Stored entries
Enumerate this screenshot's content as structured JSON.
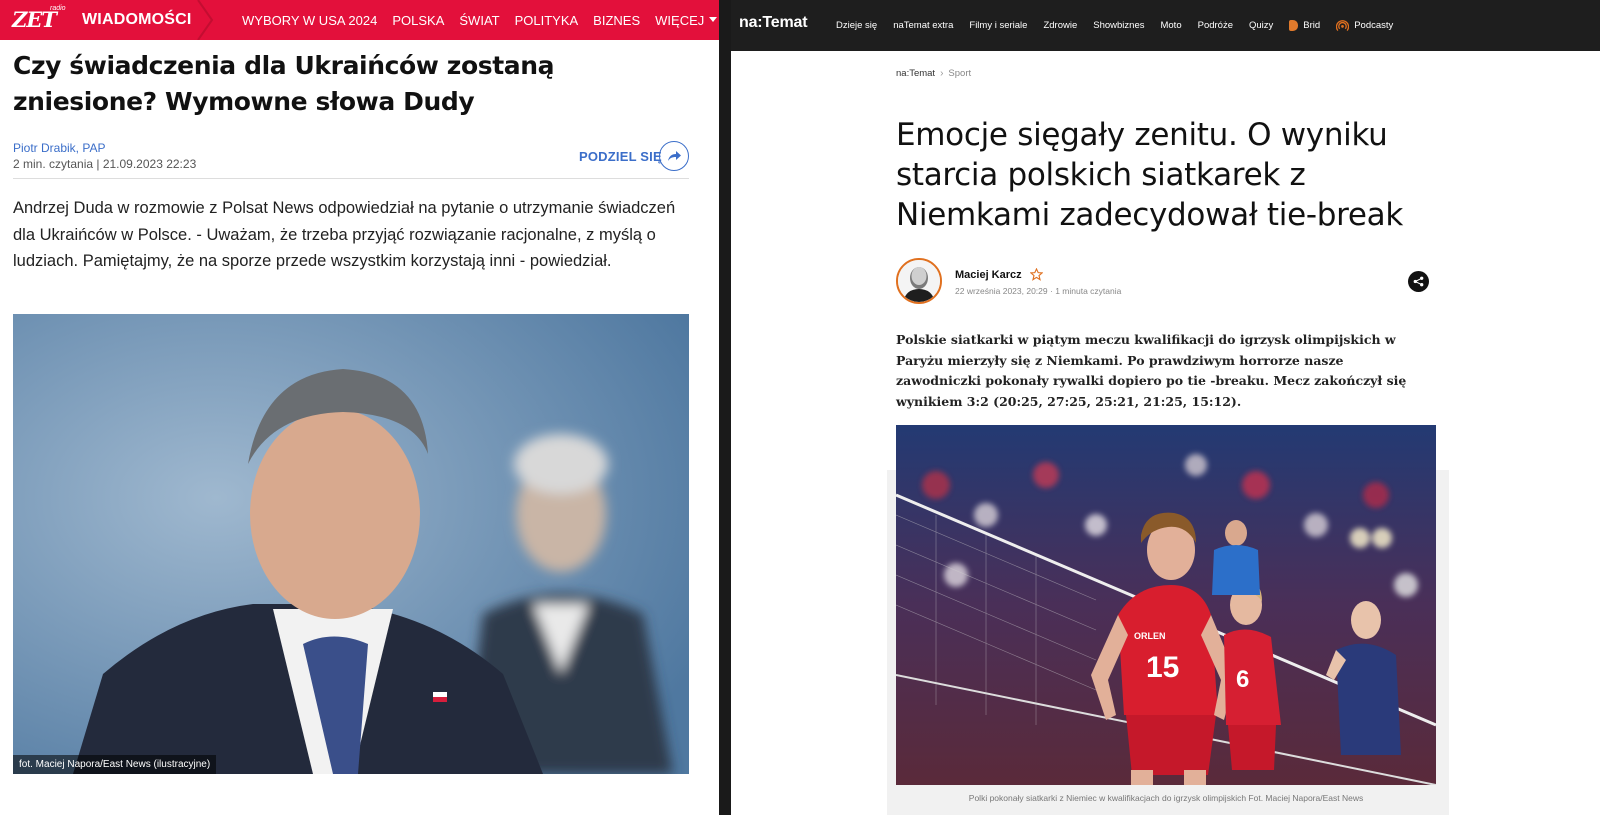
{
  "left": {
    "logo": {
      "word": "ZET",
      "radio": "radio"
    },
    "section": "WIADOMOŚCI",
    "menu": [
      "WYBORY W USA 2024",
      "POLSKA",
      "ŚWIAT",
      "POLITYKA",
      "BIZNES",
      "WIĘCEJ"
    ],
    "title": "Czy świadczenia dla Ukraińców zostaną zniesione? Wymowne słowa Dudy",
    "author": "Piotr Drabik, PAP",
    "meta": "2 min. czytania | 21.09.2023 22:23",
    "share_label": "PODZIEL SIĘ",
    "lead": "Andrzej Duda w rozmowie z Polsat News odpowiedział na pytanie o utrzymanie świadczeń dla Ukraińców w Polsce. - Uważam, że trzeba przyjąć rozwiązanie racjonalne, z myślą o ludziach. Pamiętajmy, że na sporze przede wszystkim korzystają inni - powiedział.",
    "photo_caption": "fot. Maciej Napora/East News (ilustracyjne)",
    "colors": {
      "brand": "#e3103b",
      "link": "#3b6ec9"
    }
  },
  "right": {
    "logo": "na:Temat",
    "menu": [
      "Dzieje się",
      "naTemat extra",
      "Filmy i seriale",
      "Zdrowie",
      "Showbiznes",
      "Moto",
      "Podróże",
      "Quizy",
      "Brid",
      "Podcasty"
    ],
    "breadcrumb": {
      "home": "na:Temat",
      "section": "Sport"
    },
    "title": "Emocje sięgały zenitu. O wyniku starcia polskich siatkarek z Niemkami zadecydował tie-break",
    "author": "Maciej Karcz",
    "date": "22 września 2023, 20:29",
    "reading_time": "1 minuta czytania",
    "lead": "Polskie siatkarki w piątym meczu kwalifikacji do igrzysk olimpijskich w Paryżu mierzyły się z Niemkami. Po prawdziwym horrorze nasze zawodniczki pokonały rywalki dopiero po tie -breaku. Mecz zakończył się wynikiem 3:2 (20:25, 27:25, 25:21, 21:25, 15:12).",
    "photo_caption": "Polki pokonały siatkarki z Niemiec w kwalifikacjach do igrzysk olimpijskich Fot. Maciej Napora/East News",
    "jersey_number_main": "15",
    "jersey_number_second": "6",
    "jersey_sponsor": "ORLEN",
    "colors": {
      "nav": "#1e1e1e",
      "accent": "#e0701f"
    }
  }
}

==

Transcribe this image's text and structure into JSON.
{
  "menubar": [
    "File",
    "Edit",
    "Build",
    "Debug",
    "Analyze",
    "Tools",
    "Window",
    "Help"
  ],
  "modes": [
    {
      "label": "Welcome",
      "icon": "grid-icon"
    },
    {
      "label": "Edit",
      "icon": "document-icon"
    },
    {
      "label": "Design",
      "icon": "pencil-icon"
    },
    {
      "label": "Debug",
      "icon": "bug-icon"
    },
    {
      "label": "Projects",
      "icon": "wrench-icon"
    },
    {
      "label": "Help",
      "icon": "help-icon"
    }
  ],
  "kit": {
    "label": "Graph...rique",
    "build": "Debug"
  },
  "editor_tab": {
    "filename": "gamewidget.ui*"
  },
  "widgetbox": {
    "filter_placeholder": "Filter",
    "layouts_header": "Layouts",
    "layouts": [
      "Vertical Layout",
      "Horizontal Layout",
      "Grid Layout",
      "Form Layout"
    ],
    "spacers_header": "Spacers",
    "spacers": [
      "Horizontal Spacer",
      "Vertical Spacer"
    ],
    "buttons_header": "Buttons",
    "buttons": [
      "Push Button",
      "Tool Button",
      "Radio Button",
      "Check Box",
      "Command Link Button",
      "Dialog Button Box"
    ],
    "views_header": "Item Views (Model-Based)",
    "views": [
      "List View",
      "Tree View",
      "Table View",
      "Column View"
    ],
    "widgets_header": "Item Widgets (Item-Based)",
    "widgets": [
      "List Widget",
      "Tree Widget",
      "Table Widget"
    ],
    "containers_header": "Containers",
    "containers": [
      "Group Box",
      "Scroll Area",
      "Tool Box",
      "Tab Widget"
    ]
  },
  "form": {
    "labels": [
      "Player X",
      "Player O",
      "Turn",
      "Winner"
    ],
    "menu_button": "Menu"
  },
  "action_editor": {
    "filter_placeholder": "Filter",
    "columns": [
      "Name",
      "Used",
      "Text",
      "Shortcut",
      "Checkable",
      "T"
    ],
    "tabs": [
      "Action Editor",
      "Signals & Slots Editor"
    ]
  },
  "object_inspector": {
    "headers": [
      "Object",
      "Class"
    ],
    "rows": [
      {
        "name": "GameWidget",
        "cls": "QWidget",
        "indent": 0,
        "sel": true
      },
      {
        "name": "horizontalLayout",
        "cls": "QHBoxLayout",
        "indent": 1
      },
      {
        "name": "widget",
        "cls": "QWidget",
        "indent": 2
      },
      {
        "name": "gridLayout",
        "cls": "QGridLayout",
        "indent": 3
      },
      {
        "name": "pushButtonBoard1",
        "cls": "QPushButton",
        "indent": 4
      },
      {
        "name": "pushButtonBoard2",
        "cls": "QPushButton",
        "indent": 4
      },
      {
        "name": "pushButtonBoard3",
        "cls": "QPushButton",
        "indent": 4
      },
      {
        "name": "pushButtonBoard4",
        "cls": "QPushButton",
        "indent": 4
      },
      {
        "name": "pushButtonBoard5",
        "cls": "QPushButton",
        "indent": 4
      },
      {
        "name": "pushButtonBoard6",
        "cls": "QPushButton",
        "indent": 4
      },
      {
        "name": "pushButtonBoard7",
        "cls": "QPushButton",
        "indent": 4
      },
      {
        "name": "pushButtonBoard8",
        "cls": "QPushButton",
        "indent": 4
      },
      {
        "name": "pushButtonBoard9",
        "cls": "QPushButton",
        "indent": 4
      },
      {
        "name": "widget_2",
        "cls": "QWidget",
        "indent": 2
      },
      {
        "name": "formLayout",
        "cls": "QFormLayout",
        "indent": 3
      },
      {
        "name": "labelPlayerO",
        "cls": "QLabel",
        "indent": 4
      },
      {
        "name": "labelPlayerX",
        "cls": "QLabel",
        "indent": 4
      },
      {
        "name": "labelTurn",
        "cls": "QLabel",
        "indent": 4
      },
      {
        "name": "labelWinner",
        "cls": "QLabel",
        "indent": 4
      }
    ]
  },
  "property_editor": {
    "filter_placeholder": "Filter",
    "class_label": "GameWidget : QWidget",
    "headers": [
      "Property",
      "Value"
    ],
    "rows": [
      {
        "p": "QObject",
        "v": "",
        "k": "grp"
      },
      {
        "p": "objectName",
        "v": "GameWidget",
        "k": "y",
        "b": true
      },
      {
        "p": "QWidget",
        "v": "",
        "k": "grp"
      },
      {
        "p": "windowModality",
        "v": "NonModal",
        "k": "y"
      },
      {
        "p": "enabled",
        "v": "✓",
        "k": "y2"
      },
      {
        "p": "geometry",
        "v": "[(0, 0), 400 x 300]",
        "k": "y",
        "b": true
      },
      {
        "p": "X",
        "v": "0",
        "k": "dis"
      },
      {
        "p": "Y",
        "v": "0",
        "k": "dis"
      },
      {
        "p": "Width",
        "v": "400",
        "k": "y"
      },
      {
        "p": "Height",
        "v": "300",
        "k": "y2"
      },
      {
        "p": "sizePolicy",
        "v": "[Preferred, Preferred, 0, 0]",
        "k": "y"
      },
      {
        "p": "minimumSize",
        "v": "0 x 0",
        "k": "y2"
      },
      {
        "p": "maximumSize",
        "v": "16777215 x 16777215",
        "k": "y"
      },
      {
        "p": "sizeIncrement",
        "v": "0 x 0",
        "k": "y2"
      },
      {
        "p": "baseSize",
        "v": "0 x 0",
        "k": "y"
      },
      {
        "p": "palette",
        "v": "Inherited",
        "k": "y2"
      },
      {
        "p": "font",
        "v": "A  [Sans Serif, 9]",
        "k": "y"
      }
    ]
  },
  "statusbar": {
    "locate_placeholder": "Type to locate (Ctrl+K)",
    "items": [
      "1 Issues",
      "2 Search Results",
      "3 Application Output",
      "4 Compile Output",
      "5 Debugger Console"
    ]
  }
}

# Exercise task
Every line that holds the string "icon" should be returned.

# Exercise result
      "icon": "grid-icon"
      "icon": "document-icon"
      "icon": "pencil-icon"
      "icon": "bug-icon"
      "icon": "wrench-icon"
      "icon": "help-icon"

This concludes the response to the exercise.